◆ **Problem requirements**
All lines in which the word "nostræ" occurs are to be extracted.

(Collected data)
##############################

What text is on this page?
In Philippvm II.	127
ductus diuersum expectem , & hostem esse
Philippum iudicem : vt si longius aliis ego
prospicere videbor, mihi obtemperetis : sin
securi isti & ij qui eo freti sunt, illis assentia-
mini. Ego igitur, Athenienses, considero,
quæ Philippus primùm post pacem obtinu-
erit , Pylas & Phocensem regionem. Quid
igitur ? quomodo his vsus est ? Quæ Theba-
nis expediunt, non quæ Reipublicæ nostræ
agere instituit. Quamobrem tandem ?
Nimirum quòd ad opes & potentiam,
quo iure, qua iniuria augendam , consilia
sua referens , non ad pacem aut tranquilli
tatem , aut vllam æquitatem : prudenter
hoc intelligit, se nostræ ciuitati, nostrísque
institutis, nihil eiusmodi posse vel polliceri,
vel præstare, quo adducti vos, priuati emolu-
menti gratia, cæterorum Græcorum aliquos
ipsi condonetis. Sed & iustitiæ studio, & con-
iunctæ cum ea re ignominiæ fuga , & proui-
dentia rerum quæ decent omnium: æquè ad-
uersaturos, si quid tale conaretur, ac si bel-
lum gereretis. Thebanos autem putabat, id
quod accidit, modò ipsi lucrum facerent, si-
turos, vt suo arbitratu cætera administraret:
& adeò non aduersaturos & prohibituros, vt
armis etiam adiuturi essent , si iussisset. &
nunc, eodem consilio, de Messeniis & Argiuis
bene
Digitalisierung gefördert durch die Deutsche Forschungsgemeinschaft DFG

##############################

◆ **Task response**
nis expediunt, non quæ Reipublicæ nostræ
hoc intelligit, se nostræ ciuitati, nostrísque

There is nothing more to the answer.